Set task ::
Below are the records. List every line holding the word "this".

Provided information ::
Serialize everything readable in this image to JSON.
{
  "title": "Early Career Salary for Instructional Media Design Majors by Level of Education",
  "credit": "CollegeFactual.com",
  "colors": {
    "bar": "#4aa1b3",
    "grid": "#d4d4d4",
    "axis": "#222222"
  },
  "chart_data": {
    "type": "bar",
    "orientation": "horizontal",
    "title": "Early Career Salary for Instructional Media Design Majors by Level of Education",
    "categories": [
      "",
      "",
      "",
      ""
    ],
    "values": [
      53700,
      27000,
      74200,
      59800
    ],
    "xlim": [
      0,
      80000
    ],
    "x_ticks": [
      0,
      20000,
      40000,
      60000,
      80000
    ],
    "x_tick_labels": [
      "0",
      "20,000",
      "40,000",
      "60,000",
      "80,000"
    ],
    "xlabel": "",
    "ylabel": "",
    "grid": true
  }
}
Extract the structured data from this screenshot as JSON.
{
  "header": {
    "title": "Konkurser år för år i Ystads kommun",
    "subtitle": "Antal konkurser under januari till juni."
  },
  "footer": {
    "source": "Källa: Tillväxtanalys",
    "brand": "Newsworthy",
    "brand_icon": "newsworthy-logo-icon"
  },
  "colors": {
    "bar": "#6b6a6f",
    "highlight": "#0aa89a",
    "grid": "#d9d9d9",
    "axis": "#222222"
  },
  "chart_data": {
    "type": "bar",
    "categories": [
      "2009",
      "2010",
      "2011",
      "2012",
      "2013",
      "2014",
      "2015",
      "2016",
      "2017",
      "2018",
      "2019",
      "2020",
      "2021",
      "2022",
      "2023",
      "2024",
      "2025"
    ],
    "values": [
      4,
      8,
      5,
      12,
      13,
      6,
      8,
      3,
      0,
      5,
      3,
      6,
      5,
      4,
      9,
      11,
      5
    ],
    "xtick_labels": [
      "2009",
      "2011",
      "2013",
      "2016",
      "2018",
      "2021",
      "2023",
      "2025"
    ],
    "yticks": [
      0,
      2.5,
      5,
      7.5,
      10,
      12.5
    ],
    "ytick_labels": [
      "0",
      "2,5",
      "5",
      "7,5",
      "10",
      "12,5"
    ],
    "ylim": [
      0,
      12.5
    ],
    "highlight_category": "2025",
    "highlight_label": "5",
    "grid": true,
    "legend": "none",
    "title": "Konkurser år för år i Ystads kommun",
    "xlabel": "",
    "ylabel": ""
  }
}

Result of the task ::
Serialize everything readable in this image to JSON.
Extract the structured data from this screenshot as JSON.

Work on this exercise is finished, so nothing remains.